* start Record extracts *

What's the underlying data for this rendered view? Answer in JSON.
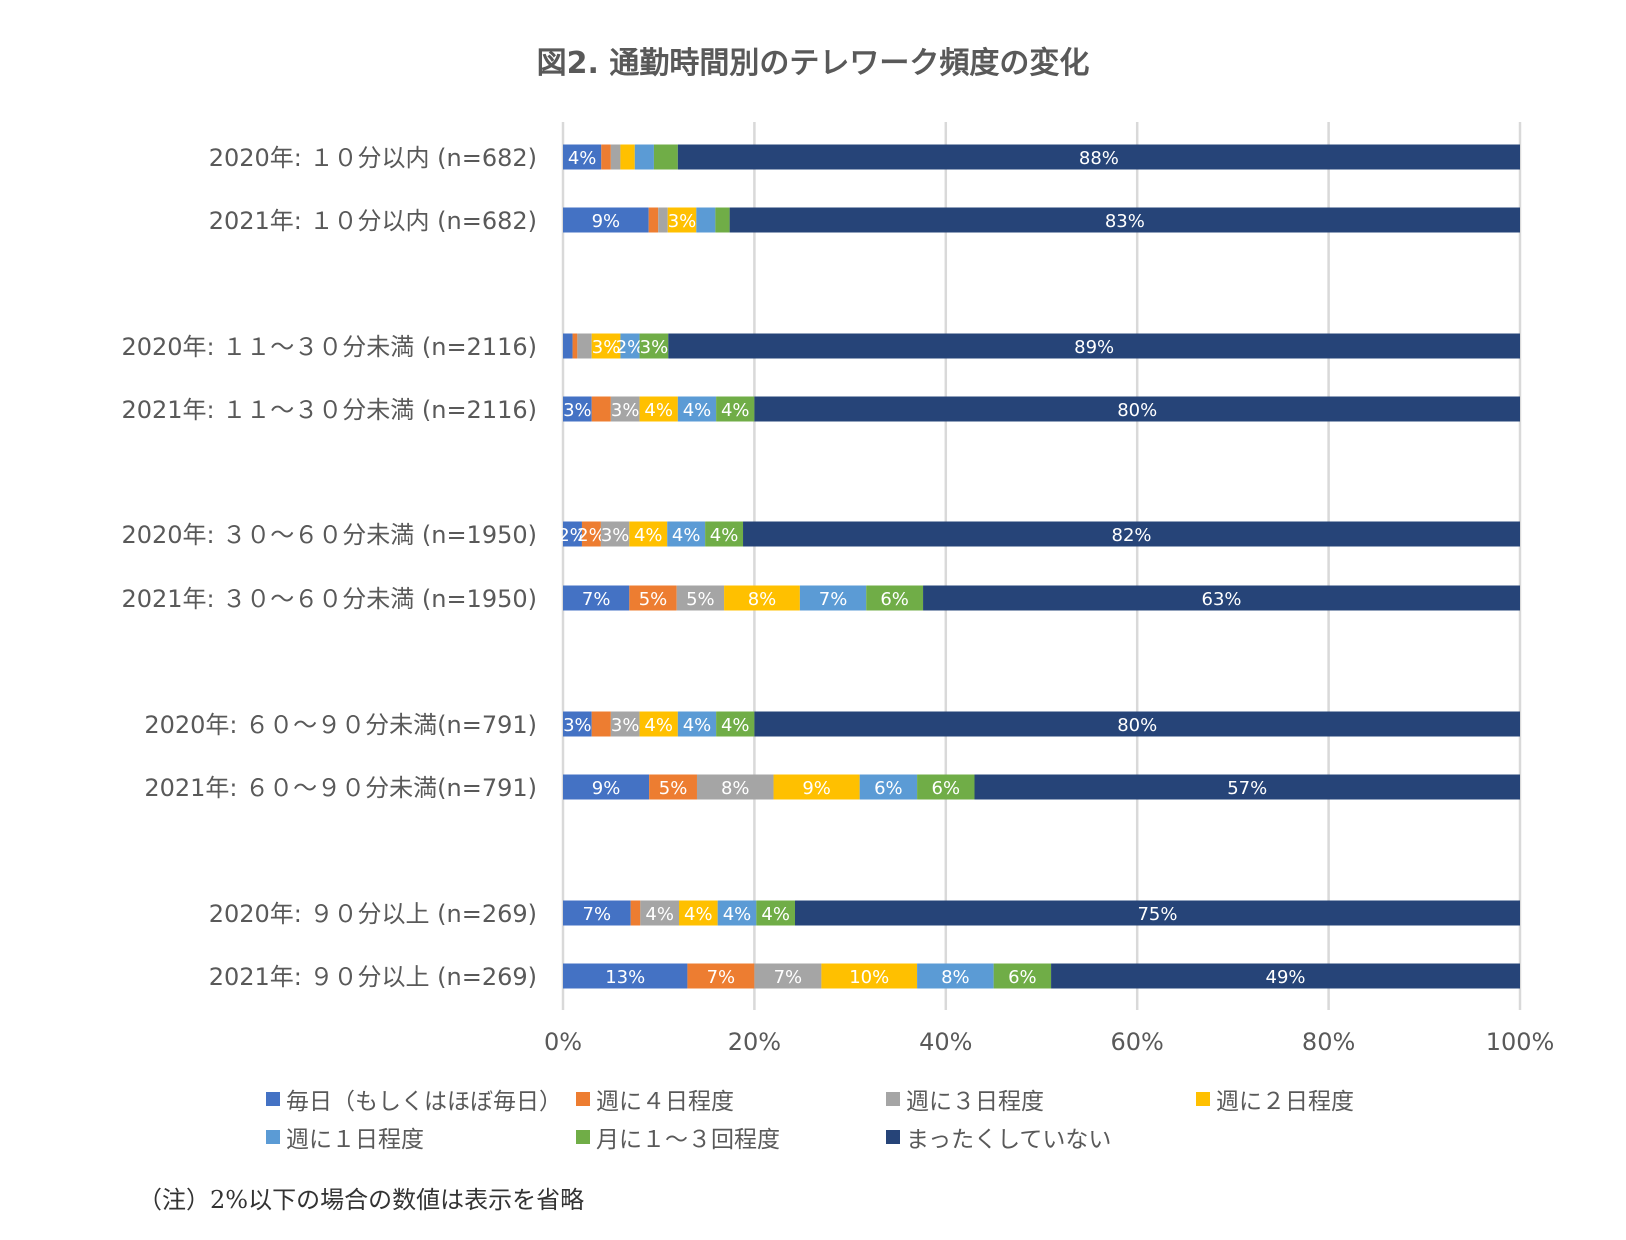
{
  "chart_data": {
    "type": "bar",
    "orientation": "horizontal",
    "stacked": "100%",
    "title": "図2. 通勤時間別のテレワーク頻度の変化",
    "categories": [
      "2020年: １０分以内 (n=682)",
      "2021年: １０分以内 (n=682)",
      "2020年: １１～３０分未満 (n=2116)",
      "2021年: １１～３０分未満 (n=2116)",
      "2020年: ３０～６０分未満 (n=1950)",
      "2021年: ３０～６０分未満 (n=1950)",
      "2020年: ６０～９０分未満(n=791)",
      "2021年: ６０～９０分未満(n=791)",
      "2020年: ９０分以上 (n=269)",
      "2021年: ９０分以上 (n=269)"
    ],
    "series": [
      {
        "name": "毎日（もしくはほぼ毎日）",
        "color": "#4472C4",
        "values": [
          4,
          9,
          1,
          3,
          2,
          7,
          3,
          9,
          7,
          13
        ]
      },
      {
        "name": "週に４日程度",
        "color": "#ED7D31",
        "values": [
          1,
          1,
          0.5,
          2,
          2,
          5,
          2,
          5,
          1,
          7
        ]
      },
      {
        "name": "週に３日程度",
        "color": "#A5A5A5",
        "values": [
          1,
          1,
          1.5,
          3,
          3,
          5,
          3,
          8,
          4,
          7
        ]
      },
      {
        "name": "週に２日程度",
        "color": "#FFC000",
        "values": [
          1.5,
          3,
          3,
          4,
          4,
          8,
          4,
          9,
          4,
          10
        ]
      },
      {
        "name": "週に１日程度",
        "color": "#5B9BD5",
        "values": [
          2,
          2,
          2,
          4,
          4,
          7,
          4,
          6,
          4,
          8
        ]
      },
      {
        "name": "月に１～３回程度",
        "color": "#70AD47",
        "values": [
          2.5,
          1.5,
          3,
          4,
          4,
          6,
          4,
          6,
          4,
          6
        ]
      },
      {
        "name": "まったくしていない",
        "color": "#264478",
        "values": [
          88,
          83,
          89,
          80,
          82,
          63,
          80,
          57,
          75,
          49
        ]
      }
    ],
    "data_labels": [
      [
        "4%",
        "",
        "",
        "",
        "",
        "",
        "88%"
      ],
      [
        "9%",
        "",
        "",
        "3%",
        "",
        "",
        "83%"
      ],
      [
        "",
        "",
        "",
        "3%",
        "2%",
        "3%",
        "89%"
      ],
      [
        "3%",
        "",
        "3%",
        "4%",
        "4%",
        "4%",
        "80%"
      ],
      [
        "2%",
        "2%",
        "3%",
        "4%",
        "4%",
        "4%",
        "82%"
      ],
      [
        "7%",
        "5%",
        "5%",
        "8%",
        "7%",
        "6%",
        "63%"
      ],
      [
        "3%",
        "",
        "3%",
        "4%",
        "4%",
        "4%",
        "80%"
      ],
      [
        "9%",
        "5%",
        "8%",
        "9%",
        "6%",
        "6%",
        "57%"
      ],
      [
        "7%",
        "",
        "4%",
        "4%",
        "4%",
        "4%",
        "75%"
      ],
      [
        "13%",
        "7%",
        "7%",
        "10%",
        "8%",
        "6%",
        "49%"
      ]
    ],
    "x_ticks": [
      "0%",
      "20%",
      "40%",
      "60%",
      "80%",
      "100%"
    ],
    "xlim": [
      0,
      100
    ],
    "grid": true,
    "legend_position": "bottom",
    "note": "（注）2%以下の場合の数値は表示を省略"
  }
}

* end Record extracts *

• **Your task**
Find the lines of the material that hold the word "color" and report their count alone.

• **Answer to this exercise**
7